The Lady of the Lake (Polish original title: Pani Jeziora) is the fifth and final novel in the Witcher Saga written by Polish fantasy writer Andrzej Sapkowski, first published in Poland in 1999. It is a sequel to the fourth Witcher novel, The Tower of Swallows.

Plot
Sir Galahad, King Arthur's knight, stumbles upon Ciri bathing. Ciri recounts her story to him, warning that it does not have a happy ending. Parallel to this, years after the main story, the sorceress Condwiramurs, is apprenticed to Nimue, the Lady of the Lake, to study the legend of Geralt and Ciri. Condwiramurs's has clairvoyant dreams, stimulated by studying paintings and other images of the story.

=== DATASET CONTENT ===
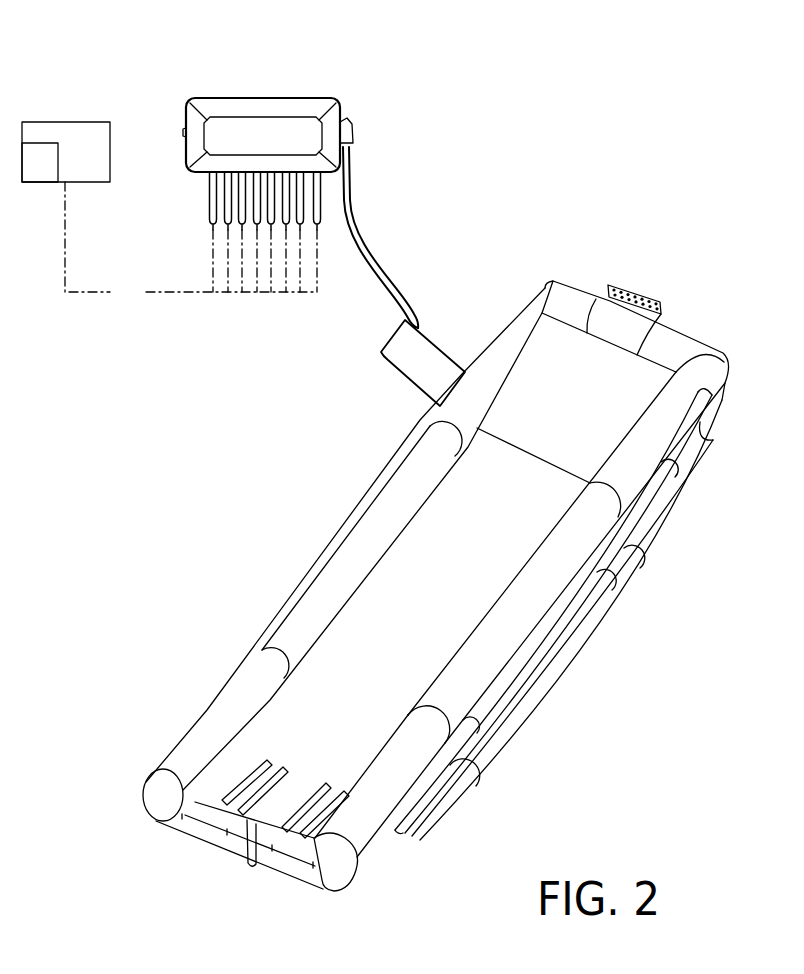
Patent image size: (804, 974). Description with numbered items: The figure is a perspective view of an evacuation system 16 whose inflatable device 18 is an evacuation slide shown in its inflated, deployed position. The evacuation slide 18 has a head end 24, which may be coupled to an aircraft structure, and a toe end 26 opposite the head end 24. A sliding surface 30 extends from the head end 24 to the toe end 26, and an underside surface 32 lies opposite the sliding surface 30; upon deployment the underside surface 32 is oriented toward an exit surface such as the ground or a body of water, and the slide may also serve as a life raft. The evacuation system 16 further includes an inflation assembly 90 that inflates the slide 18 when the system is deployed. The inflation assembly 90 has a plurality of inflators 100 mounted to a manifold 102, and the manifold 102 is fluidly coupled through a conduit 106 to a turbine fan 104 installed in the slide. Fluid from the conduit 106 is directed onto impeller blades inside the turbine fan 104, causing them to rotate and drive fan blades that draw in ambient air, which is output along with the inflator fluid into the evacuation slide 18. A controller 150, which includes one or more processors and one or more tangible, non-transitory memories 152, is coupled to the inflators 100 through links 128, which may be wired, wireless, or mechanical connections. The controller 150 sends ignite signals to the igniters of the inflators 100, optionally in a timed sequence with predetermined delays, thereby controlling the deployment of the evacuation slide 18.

The evacuation system 16 is at (578, 150).
The inflatable device 18 is at (557, 266).
The head end 24 is at (595, 294).
The toe end 26 is at (204, 845).
The sliding surface 30 is at (452, 583).
The underside surface 32 is at (515, 712).
The inflation assembly 90 is at (394, 167).
The inflators 100 is at (227, 180).
The manifold 102 is at (227, 110).
The turbine fan 104 is at (420, 375).
The conduit 106 is at (367, 251).
The links 128 is at (191, 243).
The controller 150 is at (98, 166).
The memories 152 is at (53, 176).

=== TASK REQUIREMENTS ===
Continue the plot summary of the Witcher novel The Lady of the Lake, starting right after its last sentence.

=== RESPONSE TO THE EXERCISE ===
In the present, Stefan Skellen, the coroner of Nilfgaard, is working with the sorcerer Vilgefortz, who has imprisoned the sorceress Yennefer. Geralt and his company - Dandelion, Regis, Milva, Angoulême, and Cahir - relax in the duchy of Toussaint. Geralt is distracted by monster-hunting and an affair with the Duchess's court sorceress, Fringilla Vigo, a member of the Lodge of Sorceresses. Geralt's latest contract has him eavesdrop a meeting between Skellen and rebellious nobles, plotting the Emperor's overthrow. Geralt overhears Vilgefortz's location from Skellen, and he and his party leave Toussaint, except Dandelion, who stays with his lover, Duchess Anna Henrietta.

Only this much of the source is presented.